## LISTED RECORDS:
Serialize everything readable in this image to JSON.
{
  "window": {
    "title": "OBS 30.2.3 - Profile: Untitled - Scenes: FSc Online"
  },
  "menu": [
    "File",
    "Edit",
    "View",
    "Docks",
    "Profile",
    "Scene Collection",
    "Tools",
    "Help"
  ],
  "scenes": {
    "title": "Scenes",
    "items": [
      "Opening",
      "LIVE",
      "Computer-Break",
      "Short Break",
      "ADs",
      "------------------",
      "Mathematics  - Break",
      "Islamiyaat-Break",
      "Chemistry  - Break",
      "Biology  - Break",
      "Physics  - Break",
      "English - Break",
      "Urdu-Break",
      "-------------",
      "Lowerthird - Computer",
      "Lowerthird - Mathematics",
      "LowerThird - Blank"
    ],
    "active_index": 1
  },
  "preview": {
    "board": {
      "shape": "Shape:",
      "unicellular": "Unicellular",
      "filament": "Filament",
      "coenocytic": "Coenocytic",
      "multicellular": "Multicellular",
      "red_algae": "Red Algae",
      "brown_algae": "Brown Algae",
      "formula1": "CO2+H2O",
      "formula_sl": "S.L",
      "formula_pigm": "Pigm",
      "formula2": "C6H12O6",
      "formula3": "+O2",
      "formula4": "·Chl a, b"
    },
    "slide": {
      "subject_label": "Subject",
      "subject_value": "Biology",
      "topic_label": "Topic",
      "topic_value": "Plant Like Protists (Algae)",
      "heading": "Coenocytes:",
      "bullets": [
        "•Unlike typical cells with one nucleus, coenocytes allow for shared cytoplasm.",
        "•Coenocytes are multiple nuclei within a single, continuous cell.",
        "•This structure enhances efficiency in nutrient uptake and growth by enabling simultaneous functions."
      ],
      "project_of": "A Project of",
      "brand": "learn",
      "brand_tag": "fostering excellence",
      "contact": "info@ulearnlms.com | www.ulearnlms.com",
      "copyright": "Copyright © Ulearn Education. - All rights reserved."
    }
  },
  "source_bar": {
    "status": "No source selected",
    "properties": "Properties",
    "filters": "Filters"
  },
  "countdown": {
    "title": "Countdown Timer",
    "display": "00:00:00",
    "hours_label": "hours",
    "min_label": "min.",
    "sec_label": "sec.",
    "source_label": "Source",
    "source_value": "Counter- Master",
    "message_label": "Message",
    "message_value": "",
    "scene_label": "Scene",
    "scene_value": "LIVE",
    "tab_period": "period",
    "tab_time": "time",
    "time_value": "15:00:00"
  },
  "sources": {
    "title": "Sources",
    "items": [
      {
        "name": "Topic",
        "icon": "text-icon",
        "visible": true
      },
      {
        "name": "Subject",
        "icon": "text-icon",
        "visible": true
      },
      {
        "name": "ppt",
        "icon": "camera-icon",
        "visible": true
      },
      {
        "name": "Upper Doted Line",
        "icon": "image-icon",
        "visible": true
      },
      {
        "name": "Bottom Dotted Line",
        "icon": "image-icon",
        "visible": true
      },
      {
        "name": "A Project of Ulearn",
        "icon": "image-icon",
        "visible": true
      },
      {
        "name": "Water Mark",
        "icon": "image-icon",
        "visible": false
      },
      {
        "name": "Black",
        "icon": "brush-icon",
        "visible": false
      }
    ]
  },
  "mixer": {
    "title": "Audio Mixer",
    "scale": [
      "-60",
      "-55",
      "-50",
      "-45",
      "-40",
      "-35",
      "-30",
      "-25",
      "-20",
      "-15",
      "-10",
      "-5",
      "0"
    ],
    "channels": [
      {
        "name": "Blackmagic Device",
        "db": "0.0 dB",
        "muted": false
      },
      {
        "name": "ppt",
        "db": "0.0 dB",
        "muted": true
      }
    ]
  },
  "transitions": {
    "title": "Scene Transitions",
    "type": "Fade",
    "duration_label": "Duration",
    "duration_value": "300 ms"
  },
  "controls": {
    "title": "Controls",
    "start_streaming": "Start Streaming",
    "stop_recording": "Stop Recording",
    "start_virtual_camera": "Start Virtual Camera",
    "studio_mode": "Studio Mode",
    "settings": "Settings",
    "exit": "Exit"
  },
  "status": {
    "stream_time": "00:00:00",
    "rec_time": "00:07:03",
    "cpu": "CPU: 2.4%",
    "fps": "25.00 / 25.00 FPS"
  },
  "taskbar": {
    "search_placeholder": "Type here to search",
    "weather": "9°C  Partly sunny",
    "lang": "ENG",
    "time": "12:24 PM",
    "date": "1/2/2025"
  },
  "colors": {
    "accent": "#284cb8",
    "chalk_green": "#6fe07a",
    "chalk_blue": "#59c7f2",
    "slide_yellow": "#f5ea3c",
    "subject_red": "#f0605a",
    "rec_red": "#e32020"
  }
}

## WHAT IS BEING ASKED:
Please repeat each entry exactly as written.

## ANSWER SECTION:
Serialize everything readable in this image to JSON.
{
  "window": {
    "title": "OBS 30.2.3 - Profile: Untitled - Scenes: FSc Online"
  },
  "menu": [
    "File",
    "Edit",
    "View",
    "Docks",
    "Profile",
    "Scene Collection",
    "Tools",
    "Help"
  ],
  "scenes": {
    "title": "Scenes",
    "items": [
      "Opening",
      "LIVE",
      "Computer-Break",
      "Short Break",
      "ADs",
      "------------------",
      "Mathematics  - Break",
      "Islamiyaat-Break",
      "Chemistry  - Break",
      "Biology  - Break",
      "Physics  - Break",
      "English - Break",
      "Urdu-Break",
      "-------------",
      "Lowerthird - Computer",
      "Lowerthird - Mathematics",
      "LowerThird - Blank"
    ],
    "active_index": 1
  },
  "preview": {
    "board": {
      "shape": "Shape:",
      "unicellular": "Unicellular",
      "filament": "Filament",
      "coenocytic": "Coenocytic",
      "multicellular": "Multicellular",
      "red_algae": "Red Algae",
      "brown_algae": "Brown Algae",
      "formula1": "CO2+H2O",
      "formula_sl": "S.L",
      "formula_pigm": "Pigm",
      "formula2": "C6H12O6",
      "formula3": "+O2",
      "formula4": "·Chl a, b"
    },
    "slide": {
      "subject_label": "Subject",
      "subject_value": "Biology",
      "topic_label": "Topic",
      "topic_value": "Plant Like Protists (Algae)",
      "heading": "Coenocytes:",
      "bullets": [
        "•Unlike typical cells with one nucleus, coenocytes allow for shared cytoplasm.",
        "•Coenocytes are multiple nuclei within a single, continuous cell.",
        "•This structure enhances efficiency in nutrient uptake and growth by enabling simultaneous functions."
      ],
      "project_of": "A Project of",
      "brand": "learn",
      "brand_tag": "fostering excellence",
      "contact": "info@ulearnlms.com | www.ulearnlms.com",
      "copyright": "Copyright © Ulearn Education. - All rights reserved."
    }
  },
  "source_bar": {
    "status": "No source selected",
    "properties": "Properties",
    "filters": "Filters"
  },
  "countdown": {
    "title": "Countdown Timer",
    "display": "00:00:00",
    "hours_label": "hours",
    "min_label": "min.",
    "sec_label": "sec.",
    "source_label": "Source",
    "source_value": "Counter- Master",
    "message_label": "Message",
    "message_value": "",
    "scene_label": "Scene",
    "scene_value": "LIVE",
    "tab_period": "period",
    "tab_time": "time",
    "time_value": "15:00:00"
  },
  "sources": {
    "title": "Sources",
    "items": [
      {
        "name": "Topic",
        "icon": "text-icon",
        "visible": true
      },
      {
        "name": "Subject",
        "icon": "text-icon",
        "visible": true
      },
      {
        "name": "ppt",
        "icon": "camera-icon",
        "visible": true
      },
      {
        "name": "Upper Doted Line",
        "icon": "image-icon",
        "visible": true
      },
      {
        "name": "Bottom Dotted Line",
        "icon": "image-icon",
        "visible": true
      },
      {
        "name": "A Project of Ulearn",
        "icon": "image-icon",
        "visible": true
      },
      {
        "name": "Water Mark",
        "icon": "image-icon",
        "visible": false
      },
      {
        "name": "Black",
        "icon": "brush-icon",
        "visible": false
      }
    ]
  },
  "mixer": {
    "title": "Audio Mixer",
    "scale": [
      "-60",
      "-55",
      "-50",
      "-45",
      "-40",
      "-35",
      "-30",
      "-25",
      "-20",
      "-15",
      "-10",
      "-5",
      "0"
    ],
    "channels": [
      {
        "name": "Blackmagic Device",
        "db": "0.0 dB",
        "muted": false
      },
      {
        "name": "ppt",
        "db": "0.0 dB",
        "muted": true
      }
    ]
  },
  "transitions": {
    "title": "Scene Transitions",
    "type": "Fade",
    "duration_label": "Duration",
    "duration_value": "300 ms"
  },
  "controls": {
    "title": "Controls",
    "start_streaming": "Start Streaming",
    "stop_recording": "Stop Recording",
    "start_virtual_camera": "Start Virtual Camera",
    "studio_mode": "Studio Mode",
    "settings": "Settings",
    "exit": "Exit"
  },
  "status": {
    "stream_time": "00:00:00",
    "rec_time": "00:07:03",
    "cpu": "CPU: 2.4%",
    "fps": "25.00 / 25.00 FPS"
  },
  "taskbar": {
    "search_placeholder": "Type here to search",
    "weather": "9°C  Partly sunny",
    "lang": "ENG",
    "time": "12:24 PM",
    "date": "1/2/2025"
  },
  "colors": {
    "accent": "#284cb8",
    "chalk_green": "#6fe07a",
    "chalk_blue": "#59c7f2",
    "slide_yellow": "#f5ea3c",
    "subject_red": "#f0605a",
    "rec_red": "#e32020"
  }
}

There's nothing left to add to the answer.